(Records from a data collection)

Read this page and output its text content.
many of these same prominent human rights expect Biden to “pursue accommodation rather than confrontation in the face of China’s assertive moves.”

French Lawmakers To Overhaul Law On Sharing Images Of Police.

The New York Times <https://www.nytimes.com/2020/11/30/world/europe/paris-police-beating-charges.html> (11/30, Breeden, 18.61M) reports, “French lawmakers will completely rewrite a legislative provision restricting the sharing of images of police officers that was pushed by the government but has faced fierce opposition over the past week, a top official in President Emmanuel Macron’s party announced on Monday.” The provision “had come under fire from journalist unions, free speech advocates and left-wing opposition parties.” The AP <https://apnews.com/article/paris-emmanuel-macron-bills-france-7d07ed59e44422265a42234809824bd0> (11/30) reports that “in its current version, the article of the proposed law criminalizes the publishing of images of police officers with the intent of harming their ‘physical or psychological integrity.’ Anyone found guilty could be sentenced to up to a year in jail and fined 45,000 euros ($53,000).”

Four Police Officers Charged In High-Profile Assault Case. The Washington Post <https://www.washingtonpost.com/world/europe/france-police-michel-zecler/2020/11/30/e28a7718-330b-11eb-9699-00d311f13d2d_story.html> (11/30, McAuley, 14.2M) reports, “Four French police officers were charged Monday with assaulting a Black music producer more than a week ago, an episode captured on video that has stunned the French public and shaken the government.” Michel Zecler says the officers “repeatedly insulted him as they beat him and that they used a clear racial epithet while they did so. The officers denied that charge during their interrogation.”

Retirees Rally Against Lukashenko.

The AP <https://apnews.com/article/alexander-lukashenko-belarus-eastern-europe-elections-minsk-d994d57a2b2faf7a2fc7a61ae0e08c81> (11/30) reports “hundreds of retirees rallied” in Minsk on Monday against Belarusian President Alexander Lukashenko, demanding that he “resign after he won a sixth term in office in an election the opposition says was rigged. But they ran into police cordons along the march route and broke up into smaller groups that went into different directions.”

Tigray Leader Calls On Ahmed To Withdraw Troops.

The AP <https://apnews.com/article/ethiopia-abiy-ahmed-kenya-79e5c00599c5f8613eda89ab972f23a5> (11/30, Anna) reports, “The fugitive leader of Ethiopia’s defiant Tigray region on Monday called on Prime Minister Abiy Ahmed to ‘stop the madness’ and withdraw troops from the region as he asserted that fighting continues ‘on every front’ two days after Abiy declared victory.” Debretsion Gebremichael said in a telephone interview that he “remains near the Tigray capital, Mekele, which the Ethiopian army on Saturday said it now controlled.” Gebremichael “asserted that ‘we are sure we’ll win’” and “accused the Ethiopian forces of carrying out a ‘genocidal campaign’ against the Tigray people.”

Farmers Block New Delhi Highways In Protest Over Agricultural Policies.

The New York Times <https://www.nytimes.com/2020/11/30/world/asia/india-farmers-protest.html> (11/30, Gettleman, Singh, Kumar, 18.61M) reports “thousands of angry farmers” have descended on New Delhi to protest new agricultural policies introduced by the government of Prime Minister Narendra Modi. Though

**Written problem:** All of the data shown above must be copied exactly.

**The result:**
Read this page and output its text content.
many of these same prominent human rights expect Biden to “pursue accommodation rather than confrontation in the face of China’s assertive moves.”

French Lawmakers To Overhaul Law On Sharing Images Of Police.

The New York Times <https://www.nytimes.com/2020/11/30/world/europe/paris-police-beating-charges.html> (11/30, Breeden, 18.61M) reports, “French lawmakers will completely rewrite a legislative provision restricting the sharing of images of police officers that was pushed by the government but has faced fierce opposition over the past week, a top official in President Emmanuel Macron’s party announced on Monday.” The provision “had come under fire from journalist unions, free speech advocates and left-wing opposition parties.” The AP <https://apnews.com/article/paris-emmanuel-macron-bills-france-7d07ed59e44422265a42234809824bd0> (11/30) reports that “in its current version, the article of the proposed law criminalizes the publishing of images of police officers with the intent of harming their ‘physical or psychological integrity.’ Anyone found guilty could be sentenced to up to a year in jail and fined 45,000 euros ($53,000).”

Four Police Officers Charged In High-Profile Assault Case. The Washington Post <https://www.washingtonpost.com/world/europe/france-police-michel-zecler/2020/11/30/e28a7718-330b-11eb-9699-00d311f13d2d_story.html> (11/30, McAuley, 14.2M) reports, “Four French police officers were charged Monday with assaulting a Black music producer more than a week ago, an episode captured on video that has stunned the French public and shaken the government.” Michel Zecler says the officers “repeatedly insulted him as they beat him and that they used a clear racial epithet while they did so. The officers denied that charge during their interrogation.”

Retirees Rally Against Lukashenko.

The AP <https://apnews.com/article/alexander-lukashenko-belarus-eastern-europe-elections-minsk-d994d57a2b2faf7a2fc7a61ae0e08c81> (11/30) reports “hundreds of retirees rallied” in Minsk on Monday against Belarusian President Alexander Lukashenko, demanding that he “resign after he won a sixth term in office in an election the opposition says was rigged. But they ran into police cordons along the march route and broke up into smaller groups that went into different directions.”

Tigray Leader Calls On Ahmed To Withdraw Troops.

The AP <https://apnews.com/article/ethiopia-abiy-ahmed-kenya-79e5c00599c5f8613eda89ab972f23a5> (11/30, Anna) reports, “The fugitive leader of Ethiopia’s defiant Tigray region on Monday called on Prime Minister Abiy Ahmed to ‘stop the madness’ and withdraw troops from the region as he asserted that fighting continues ‘on every front’ two days after Abiy declared victory.” Debretsion Gebremichael said in a telephone interview that he “remains near the Tigray capital, Mekele, which the Ethiopian army on Saturday said it now controlled.” Gebremichael “asserted that ‘we are sure we’ll win’” and “accused the Ethiopian forces of carrying out a ‘genocidal campaign’ against the Tigray people.”

Farmers Block New Delhi Highways In Protest Over Agricultural Policies.

The New York Times <https://www.nytimes.com/2020/11/30/world/asia/india-farmers-protest.html> (11/30, Gettleman, Singh, Kumar, 18.61M) reports “thousands of angry farmers” have descended on New Delhi to protest new agricultural policies introduced by the government of Prime Minister Narendra Modi. Though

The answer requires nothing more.